* WHAT TO PRODUCE *
Show every line in the records below that contains the word "taxes".

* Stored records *
[Start]

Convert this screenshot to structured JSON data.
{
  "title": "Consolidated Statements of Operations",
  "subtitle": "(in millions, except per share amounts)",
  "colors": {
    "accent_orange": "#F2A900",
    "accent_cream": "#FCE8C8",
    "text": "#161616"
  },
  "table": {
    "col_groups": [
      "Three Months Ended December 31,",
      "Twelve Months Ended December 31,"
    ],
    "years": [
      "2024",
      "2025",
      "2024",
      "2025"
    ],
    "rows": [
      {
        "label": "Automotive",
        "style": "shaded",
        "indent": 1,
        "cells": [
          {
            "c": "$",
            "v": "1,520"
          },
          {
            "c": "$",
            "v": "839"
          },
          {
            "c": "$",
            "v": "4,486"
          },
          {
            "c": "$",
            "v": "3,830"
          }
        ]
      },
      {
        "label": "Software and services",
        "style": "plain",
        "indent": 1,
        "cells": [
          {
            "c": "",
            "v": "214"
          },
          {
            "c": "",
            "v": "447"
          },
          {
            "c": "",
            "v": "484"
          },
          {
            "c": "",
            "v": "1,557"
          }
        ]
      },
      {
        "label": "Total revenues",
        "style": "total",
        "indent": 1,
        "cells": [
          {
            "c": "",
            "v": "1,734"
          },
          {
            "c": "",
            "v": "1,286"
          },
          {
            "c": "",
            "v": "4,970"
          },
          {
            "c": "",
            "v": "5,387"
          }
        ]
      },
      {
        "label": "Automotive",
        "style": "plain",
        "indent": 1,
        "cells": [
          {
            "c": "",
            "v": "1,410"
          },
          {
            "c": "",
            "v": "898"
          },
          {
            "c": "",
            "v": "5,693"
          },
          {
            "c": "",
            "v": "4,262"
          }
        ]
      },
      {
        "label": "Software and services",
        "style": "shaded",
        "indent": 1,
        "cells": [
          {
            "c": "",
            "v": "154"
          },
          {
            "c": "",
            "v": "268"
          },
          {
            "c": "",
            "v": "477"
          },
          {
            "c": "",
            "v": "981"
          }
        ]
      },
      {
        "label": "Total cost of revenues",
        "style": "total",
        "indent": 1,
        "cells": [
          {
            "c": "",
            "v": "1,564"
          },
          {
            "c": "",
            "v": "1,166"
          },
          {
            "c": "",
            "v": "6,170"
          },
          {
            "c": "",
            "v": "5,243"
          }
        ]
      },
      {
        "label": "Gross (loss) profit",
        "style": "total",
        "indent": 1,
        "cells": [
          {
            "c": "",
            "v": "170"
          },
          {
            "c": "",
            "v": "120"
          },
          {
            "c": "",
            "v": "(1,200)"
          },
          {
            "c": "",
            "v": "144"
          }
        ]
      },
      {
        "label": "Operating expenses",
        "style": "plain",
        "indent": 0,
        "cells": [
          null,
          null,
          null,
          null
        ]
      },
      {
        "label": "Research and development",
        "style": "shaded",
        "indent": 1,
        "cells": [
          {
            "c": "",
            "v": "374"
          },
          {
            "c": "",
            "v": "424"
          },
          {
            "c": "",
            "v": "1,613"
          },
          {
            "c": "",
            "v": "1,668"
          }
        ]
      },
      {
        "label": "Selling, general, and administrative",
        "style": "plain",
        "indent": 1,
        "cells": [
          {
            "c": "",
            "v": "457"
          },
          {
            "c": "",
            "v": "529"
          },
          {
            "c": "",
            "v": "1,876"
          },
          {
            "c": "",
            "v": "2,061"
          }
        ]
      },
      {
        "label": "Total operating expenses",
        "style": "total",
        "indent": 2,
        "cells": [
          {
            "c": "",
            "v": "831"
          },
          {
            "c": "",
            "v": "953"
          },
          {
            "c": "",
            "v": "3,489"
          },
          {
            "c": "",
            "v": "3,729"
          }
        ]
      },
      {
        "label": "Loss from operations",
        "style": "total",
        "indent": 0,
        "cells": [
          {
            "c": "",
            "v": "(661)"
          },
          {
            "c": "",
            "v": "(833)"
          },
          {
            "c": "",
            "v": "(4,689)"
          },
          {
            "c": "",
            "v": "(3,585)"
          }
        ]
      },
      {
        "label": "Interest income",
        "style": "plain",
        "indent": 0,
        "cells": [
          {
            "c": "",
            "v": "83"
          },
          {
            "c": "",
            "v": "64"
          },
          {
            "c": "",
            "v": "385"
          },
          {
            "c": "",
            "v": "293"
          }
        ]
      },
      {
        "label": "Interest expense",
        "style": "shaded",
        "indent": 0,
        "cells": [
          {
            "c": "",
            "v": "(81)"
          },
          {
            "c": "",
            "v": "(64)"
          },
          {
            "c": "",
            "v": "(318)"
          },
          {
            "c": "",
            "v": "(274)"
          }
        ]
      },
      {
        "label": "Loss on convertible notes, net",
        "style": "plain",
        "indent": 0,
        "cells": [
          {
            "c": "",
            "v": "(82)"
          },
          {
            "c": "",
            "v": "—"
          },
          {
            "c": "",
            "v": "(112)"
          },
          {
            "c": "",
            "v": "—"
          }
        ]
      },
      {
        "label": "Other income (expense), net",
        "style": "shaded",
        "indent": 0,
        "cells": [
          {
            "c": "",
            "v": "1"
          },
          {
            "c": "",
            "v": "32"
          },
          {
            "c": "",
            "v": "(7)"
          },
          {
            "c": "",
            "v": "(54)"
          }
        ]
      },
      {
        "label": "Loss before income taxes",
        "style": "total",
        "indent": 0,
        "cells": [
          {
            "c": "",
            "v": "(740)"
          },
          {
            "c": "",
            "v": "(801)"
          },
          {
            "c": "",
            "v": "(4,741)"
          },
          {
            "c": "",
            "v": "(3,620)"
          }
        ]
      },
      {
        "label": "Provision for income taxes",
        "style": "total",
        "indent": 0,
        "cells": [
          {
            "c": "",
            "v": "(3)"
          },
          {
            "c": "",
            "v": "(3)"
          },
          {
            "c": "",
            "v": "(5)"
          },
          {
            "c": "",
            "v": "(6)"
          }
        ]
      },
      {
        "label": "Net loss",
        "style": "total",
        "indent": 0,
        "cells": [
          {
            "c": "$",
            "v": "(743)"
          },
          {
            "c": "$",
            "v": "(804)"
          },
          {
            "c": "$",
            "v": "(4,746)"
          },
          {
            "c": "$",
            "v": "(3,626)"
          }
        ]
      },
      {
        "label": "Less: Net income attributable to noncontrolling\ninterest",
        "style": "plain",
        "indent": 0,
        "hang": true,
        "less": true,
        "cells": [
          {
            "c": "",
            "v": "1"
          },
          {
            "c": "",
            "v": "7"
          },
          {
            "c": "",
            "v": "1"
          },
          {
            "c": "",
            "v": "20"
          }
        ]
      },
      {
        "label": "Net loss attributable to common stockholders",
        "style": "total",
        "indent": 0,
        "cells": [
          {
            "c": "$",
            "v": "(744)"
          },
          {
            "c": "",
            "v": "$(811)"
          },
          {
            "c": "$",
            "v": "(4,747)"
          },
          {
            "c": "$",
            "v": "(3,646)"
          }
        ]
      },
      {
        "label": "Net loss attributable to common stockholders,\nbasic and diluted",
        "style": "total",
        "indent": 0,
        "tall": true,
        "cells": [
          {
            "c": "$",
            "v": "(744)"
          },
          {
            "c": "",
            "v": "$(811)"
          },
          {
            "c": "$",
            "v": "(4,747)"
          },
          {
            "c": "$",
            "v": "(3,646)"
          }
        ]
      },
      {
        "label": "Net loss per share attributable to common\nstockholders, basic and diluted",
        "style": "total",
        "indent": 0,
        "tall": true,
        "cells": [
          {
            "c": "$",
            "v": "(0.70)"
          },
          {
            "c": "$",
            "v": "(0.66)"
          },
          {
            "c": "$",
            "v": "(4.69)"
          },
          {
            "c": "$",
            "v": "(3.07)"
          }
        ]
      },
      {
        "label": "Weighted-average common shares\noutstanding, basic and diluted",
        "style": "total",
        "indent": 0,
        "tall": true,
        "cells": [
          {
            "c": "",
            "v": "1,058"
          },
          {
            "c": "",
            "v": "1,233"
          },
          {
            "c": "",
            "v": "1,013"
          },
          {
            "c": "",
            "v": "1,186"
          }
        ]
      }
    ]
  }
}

[End]

* THE RESPONSE *
        "label": "Loss before income taxes",
        "label": "Provision for income taxes",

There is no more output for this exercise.